»»
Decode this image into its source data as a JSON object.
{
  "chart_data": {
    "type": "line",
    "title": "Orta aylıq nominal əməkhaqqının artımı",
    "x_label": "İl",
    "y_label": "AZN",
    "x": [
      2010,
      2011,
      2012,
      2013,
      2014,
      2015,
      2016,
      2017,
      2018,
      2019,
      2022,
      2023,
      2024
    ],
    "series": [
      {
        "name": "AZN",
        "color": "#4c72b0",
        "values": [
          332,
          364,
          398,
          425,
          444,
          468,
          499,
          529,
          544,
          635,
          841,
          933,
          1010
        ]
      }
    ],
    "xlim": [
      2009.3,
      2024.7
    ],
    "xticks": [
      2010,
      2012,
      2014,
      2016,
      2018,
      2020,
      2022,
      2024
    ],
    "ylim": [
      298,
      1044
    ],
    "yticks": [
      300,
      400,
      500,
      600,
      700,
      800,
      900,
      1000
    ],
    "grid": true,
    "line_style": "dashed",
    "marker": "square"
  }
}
««
*BRIEF:*
Without leaving anything out, give the entries again exactly.

*FULL ANSWER:*
Decode this image into its source data as a JSON object.
{
  "chart_data": {
    "type": "line",
    "title": "Orta aylıq nominal əməkhaqqının artımı",
    "x_label": "İl",
    "y_label": "AZN",
    "x": [
      2010,
      2011,
      2012,
      2013,
      2014,
      2015,
      2016,
      2017,
      2018,
      2019,
      2022,
      2023,
      2024
    ],
    "series": [
      {
        "name": "AZN",
        "color": "#4c72b0",
        "values": [
          332,
          364,
          398,
          425,
          444,
          468,
          499,
          529,
          544,
          635,
          841,
          933,
          1010
        ]
      }
    ],
    "xlim": [
      2009.3,
      2024.7
    ],
    "xticks": [
      2010,
      2012,
      2014,
      2016,
      2018,
      2020,
      2022,
      2024
    ],
    "ylim": [
      298,
      1044
    ],
    "yticks": [
      300,
      400,
      500,
      600,
      700,
      800,
      900,
      1000
    ],
    "grid": true,
    "line_style": "dashed",
    "marker": "square"
  }
}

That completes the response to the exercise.